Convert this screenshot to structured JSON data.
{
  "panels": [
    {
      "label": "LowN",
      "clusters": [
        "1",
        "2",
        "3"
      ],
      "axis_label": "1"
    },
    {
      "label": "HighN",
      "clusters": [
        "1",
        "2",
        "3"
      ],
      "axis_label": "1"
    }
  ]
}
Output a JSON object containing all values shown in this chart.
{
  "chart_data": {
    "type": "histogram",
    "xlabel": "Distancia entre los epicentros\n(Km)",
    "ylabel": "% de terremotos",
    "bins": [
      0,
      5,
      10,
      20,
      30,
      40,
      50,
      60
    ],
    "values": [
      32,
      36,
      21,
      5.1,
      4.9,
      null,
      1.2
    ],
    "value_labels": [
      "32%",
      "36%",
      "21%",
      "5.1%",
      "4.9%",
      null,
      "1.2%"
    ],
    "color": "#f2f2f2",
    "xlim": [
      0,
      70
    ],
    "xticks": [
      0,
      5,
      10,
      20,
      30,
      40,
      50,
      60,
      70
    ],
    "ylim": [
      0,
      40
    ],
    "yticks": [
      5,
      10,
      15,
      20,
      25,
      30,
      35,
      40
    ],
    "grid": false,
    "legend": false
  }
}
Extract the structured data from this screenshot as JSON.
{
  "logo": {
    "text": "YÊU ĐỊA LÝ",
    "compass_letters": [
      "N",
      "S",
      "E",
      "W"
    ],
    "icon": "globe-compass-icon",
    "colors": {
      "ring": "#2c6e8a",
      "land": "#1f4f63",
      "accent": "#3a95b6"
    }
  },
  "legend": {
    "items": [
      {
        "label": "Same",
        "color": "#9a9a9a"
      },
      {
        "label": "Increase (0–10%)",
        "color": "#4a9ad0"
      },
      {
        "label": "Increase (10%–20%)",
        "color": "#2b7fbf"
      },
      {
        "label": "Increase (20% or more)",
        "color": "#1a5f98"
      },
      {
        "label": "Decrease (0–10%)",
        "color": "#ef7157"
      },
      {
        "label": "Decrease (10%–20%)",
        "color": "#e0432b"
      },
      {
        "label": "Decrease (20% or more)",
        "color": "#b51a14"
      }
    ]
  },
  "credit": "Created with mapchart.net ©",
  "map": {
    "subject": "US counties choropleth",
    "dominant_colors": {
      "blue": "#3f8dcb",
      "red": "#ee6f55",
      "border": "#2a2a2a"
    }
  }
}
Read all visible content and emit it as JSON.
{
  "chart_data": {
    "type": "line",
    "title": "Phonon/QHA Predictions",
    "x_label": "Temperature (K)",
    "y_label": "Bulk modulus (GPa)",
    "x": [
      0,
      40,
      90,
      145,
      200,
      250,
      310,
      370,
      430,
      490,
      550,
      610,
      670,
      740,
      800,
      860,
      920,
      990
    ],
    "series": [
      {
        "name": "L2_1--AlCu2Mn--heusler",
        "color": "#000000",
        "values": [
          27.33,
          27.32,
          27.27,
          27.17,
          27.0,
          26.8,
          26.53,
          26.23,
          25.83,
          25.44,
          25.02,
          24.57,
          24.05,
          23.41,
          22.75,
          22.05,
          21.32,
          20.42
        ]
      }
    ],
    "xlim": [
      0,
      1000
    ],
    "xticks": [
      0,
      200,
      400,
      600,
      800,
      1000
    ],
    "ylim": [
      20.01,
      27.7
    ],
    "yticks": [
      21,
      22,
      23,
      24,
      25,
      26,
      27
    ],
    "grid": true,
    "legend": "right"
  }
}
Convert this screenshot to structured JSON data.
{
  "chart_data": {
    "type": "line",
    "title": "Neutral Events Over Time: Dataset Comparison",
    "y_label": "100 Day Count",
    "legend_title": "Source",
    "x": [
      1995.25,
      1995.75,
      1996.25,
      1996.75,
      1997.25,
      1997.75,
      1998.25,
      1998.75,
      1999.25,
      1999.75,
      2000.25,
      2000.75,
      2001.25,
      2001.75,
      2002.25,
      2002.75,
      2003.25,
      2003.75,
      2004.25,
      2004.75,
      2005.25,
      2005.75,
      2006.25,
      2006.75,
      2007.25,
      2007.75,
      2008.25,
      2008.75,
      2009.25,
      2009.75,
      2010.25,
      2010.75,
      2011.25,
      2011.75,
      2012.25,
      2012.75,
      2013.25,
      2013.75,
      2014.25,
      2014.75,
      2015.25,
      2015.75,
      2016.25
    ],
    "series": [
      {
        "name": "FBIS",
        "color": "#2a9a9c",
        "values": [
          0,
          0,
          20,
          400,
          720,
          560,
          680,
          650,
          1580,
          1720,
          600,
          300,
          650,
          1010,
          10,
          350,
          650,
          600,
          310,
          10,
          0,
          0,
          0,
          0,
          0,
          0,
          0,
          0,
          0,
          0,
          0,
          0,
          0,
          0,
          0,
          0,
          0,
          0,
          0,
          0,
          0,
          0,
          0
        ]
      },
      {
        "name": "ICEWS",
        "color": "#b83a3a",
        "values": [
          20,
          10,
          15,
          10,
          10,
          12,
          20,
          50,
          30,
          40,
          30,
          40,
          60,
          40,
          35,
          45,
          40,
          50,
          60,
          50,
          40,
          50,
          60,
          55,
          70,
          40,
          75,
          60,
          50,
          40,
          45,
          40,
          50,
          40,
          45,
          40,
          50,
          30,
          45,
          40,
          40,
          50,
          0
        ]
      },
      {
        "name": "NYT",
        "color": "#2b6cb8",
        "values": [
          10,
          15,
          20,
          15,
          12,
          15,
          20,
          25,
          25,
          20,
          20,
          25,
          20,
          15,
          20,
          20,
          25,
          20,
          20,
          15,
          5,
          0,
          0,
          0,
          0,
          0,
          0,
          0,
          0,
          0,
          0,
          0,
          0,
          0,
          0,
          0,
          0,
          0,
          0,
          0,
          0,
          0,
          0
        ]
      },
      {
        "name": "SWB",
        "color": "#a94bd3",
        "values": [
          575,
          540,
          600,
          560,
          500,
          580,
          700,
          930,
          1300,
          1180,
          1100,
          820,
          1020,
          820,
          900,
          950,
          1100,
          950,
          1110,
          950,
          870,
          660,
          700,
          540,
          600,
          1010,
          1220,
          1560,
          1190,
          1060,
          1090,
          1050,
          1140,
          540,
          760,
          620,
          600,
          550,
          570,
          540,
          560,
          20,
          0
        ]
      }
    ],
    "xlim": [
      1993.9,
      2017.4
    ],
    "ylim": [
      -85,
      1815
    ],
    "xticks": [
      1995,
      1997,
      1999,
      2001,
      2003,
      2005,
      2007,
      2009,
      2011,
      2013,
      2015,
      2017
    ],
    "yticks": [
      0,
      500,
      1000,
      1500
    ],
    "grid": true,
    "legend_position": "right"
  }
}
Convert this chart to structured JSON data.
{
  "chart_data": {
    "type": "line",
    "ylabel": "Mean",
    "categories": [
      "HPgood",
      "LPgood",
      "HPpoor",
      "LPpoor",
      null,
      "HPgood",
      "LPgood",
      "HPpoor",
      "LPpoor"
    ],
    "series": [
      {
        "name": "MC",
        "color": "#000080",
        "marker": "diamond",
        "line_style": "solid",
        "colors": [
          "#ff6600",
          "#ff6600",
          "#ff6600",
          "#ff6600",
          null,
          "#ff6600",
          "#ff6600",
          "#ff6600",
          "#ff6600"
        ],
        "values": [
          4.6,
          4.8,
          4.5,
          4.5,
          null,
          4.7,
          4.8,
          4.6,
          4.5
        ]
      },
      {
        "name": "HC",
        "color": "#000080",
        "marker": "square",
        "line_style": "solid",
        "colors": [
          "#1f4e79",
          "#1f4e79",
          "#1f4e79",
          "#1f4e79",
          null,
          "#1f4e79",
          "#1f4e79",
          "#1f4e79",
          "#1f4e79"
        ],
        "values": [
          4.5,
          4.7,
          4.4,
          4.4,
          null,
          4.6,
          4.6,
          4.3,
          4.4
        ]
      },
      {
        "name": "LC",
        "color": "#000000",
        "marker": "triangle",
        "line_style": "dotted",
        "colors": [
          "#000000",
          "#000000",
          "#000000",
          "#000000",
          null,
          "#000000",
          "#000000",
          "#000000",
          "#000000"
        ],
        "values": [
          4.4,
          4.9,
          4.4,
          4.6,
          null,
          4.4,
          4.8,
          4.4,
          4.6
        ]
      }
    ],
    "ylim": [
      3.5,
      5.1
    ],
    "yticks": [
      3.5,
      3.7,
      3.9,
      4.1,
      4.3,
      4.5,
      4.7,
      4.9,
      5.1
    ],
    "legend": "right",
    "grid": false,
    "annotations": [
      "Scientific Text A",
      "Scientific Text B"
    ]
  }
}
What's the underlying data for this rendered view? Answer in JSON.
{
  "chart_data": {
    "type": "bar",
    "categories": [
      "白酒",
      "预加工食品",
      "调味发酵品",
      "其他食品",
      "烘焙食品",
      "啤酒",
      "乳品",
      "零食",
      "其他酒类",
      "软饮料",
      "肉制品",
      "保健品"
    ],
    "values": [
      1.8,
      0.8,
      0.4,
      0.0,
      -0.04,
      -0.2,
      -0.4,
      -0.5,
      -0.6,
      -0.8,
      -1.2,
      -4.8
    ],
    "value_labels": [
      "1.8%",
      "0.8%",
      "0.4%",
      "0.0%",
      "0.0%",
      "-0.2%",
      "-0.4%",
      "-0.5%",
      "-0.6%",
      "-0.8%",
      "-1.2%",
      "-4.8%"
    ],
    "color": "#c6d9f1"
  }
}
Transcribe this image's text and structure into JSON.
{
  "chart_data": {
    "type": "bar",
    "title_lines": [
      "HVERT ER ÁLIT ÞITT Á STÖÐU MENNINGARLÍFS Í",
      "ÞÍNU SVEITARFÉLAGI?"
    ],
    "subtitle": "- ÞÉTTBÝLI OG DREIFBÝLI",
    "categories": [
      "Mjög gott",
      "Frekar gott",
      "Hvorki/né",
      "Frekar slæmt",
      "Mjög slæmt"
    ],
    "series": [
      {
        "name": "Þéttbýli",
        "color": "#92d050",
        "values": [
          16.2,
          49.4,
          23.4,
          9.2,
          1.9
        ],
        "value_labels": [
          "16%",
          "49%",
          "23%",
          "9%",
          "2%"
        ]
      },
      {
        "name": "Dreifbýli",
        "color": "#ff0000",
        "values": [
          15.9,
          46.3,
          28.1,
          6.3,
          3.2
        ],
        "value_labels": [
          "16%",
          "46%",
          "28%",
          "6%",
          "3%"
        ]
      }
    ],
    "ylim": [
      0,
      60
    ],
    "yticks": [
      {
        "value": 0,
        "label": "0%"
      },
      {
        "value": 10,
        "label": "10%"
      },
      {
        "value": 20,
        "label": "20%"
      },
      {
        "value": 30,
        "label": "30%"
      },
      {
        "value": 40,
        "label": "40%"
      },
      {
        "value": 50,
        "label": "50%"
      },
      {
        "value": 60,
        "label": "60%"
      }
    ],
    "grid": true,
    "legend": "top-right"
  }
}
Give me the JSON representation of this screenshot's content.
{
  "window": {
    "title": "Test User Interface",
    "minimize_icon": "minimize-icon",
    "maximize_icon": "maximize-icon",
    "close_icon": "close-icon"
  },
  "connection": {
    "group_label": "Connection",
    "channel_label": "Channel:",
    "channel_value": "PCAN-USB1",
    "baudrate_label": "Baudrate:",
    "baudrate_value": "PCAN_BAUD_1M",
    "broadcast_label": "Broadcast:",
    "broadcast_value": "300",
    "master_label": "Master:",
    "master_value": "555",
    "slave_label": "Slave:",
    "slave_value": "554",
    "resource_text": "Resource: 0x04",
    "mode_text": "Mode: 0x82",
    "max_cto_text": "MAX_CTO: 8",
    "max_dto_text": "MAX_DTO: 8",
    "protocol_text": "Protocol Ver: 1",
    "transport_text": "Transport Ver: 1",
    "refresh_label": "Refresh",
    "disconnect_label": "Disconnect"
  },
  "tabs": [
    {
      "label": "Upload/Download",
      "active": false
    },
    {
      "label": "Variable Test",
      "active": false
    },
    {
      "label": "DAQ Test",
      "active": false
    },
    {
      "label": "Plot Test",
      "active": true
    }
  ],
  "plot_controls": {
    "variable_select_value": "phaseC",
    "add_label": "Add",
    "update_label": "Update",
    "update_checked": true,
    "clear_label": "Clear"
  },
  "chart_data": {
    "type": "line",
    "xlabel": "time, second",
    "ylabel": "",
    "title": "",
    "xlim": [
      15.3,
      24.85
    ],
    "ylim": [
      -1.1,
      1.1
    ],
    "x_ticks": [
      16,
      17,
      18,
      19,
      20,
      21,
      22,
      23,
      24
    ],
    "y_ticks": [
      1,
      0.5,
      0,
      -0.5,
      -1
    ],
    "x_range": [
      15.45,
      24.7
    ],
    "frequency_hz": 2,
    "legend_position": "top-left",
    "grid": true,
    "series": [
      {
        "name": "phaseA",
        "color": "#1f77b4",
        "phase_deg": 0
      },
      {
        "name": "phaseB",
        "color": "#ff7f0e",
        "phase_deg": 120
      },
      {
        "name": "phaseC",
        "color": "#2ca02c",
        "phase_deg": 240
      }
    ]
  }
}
::::::
Exercise requirements: Pick out all lines from the data above in which the word "Decrease" appears.

Final result:
        "label": "Decrease (0–10%)",
        "label": "Decrease (10%–20%)",
        "label": "Decrease (20% or more)",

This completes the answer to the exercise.